• AIM OF THE EXERCISE
Copy out each line below that has the word "Level" in it.

• DATA EXCERPTS

....

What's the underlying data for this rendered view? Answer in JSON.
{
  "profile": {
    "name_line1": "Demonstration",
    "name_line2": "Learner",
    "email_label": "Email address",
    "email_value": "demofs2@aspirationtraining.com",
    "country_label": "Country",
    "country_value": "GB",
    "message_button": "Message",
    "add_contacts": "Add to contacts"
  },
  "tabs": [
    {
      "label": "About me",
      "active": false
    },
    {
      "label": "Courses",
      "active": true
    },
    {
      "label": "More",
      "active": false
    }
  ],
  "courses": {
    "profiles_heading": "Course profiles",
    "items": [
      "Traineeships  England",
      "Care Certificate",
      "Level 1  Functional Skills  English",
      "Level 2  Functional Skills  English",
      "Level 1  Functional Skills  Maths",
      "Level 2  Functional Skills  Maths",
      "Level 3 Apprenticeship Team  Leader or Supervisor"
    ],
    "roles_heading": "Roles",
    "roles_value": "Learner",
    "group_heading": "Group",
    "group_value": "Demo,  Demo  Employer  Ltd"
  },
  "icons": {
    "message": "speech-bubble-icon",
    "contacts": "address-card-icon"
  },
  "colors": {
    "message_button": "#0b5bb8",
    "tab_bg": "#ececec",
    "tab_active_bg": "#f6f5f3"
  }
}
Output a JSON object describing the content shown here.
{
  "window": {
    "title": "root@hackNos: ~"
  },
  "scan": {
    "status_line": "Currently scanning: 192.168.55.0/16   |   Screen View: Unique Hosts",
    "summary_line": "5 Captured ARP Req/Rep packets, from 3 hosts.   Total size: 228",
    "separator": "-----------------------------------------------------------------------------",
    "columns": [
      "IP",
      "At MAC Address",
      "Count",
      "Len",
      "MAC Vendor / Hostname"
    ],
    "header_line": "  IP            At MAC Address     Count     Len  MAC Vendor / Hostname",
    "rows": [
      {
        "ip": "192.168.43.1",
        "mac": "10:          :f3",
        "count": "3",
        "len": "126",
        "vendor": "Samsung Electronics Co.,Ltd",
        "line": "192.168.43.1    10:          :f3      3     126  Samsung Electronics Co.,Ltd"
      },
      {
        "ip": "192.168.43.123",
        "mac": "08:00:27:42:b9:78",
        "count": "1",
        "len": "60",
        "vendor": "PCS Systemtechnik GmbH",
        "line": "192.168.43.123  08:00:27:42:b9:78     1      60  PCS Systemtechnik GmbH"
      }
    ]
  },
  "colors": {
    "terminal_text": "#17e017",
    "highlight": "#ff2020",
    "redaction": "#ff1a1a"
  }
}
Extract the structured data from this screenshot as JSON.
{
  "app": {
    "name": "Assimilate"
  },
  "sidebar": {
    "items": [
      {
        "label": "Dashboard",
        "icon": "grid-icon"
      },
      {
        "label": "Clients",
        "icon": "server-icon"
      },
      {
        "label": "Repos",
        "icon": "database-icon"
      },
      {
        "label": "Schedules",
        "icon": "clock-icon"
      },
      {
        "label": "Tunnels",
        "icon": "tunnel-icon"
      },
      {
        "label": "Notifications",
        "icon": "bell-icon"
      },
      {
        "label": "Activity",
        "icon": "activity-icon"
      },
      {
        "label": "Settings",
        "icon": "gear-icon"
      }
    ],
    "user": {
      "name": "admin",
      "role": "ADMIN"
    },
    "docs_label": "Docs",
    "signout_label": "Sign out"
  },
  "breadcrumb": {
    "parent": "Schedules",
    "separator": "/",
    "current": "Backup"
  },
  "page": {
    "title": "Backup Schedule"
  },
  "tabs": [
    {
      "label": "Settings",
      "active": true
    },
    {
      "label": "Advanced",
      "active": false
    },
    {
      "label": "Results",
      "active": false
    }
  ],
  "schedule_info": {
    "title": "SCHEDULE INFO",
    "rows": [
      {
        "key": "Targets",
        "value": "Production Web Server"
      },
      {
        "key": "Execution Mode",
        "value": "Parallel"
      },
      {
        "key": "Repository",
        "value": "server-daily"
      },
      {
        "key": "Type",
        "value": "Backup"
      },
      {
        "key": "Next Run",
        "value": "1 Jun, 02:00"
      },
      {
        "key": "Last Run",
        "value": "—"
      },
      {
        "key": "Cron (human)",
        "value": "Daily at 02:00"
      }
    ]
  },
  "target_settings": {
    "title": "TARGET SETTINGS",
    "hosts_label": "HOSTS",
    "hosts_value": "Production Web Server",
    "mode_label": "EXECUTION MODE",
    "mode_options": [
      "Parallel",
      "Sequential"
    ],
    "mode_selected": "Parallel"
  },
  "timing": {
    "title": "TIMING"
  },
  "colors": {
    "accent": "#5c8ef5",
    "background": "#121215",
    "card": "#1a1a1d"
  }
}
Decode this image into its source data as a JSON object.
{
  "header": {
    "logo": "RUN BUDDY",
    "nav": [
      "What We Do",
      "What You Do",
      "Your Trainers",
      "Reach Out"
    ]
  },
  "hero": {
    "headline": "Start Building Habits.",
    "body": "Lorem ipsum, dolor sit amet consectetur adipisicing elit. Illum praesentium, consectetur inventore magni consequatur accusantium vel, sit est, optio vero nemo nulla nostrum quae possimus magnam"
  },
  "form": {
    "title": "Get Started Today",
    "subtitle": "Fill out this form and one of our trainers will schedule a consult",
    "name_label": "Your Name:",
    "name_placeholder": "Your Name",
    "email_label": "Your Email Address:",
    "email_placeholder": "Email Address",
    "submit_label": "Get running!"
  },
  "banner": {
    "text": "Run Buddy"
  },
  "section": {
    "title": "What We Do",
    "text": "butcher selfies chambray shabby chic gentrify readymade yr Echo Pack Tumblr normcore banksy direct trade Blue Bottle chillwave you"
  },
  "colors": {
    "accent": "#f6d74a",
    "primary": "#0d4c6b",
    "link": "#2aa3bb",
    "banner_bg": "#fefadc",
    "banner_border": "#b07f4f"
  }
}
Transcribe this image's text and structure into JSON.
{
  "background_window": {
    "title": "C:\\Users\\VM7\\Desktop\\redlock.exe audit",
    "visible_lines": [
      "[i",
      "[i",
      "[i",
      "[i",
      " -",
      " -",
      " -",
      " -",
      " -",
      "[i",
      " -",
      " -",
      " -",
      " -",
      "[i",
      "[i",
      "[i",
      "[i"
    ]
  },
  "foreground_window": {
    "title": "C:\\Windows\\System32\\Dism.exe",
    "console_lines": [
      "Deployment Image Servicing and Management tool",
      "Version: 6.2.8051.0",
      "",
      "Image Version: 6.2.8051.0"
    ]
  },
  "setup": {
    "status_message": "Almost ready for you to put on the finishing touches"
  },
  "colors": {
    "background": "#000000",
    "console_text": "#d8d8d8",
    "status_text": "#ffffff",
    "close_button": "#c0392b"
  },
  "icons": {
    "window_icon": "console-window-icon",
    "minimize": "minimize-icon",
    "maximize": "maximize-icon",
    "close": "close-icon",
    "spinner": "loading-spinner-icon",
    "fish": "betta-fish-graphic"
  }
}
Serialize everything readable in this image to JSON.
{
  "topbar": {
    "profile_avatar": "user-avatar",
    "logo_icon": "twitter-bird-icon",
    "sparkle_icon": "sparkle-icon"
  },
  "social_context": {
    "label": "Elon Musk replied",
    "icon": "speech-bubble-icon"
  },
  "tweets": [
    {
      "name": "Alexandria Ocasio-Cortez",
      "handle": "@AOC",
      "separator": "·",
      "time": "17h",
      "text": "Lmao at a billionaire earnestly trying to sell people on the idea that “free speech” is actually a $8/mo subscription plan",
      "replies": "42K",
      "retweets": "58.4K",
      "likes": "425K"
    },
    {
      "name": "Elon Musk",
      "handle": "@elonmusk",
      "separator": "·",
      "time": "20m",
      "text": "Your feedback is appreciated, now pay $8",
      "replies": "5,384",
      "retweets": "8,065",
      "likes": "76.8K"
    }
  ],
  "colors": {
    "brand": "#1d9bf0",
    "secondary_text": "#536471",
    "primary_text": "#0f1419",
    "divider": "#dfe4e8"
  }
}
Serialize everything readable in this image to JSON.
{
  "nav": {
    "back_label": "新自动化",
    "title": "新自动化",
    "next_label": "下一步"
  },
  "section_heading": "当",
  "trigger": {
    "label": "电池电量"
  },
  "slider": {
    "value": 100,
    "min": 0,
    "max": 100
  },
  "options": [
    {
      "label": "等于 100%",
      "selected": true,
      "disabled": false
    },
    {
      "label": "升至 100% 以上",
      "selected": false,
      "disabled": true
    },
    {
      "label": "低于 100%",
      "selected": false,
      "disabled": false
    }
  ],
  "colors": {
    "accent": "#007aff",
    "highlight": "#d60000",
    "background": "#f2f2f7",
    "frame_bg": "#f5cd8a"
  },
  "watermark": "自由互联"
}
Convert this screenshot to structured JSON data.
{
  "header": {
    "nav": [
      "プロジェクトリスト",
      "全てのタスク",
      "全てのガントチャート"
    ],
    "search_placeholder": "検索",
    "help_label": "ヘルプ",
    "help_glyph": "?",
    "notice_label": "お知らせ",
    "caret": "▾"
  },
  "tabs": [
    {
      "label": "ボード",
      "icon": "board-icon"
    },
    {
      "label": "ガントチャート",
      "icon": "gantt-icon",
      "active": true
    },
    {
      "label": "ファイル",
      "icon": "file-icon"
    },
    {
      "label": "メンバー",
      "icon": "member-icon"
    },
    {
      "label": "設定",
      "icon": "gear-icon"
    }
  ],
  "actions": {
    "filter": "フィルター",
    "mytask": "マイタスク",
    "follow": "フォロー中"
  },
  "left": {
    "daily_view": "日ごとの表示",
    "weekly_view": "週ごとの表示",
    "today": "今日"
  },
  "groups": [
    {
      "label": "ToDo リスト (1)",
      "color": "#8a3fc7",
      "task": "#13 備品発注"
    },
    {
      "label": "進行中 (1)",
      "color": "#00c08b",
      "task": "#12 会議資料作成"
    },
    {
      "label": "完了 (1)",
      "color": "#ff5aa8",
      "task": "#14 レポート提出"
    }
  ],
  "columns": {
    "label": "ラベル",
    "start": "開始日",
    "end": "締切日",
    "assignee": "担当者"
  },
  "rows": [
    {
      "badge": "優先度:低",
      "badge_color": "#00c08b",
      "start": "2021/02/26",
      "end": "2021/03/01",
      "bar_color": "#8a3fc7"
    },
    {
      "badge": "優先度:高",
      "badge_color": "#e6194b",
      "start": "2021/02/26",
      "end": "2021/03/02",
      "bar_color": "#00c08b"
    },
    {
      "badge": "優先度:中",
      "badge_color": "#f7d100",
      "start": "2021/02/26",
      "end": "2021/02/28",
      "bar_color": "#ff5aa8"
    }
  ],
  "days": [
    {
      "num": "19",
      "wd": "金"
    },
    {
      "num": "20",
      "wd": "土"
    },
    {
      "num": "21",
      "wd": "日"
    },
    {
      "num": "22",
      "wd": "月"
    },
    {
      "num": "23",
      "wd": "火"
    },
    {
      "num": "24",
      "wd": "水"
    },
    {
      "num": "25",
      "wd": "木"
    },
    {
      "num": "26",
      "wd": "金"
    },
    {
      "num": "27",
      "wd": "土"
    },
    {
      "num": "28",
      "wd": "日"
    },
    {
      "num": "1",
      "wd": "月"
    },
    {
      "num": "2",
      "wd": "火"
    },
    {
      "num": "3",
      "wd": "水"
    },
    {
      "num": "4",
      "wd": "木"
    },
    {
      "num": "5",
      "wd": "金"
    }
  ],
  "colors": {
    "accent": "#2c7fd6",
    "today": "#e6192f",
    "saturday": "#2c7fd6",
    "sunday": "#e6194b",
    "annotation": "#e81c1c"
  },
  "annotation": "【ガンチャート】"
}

....

• SOLUTION
      "Level 1  Functional Skills  English",
      "Level 2  Functional Skills  English",
      "Level 1  Functional Skills  Maths",
      "Level 2  Functional Skills  Maths",
      "Level 3 Apprenticeship Team  Leader or Supervisor"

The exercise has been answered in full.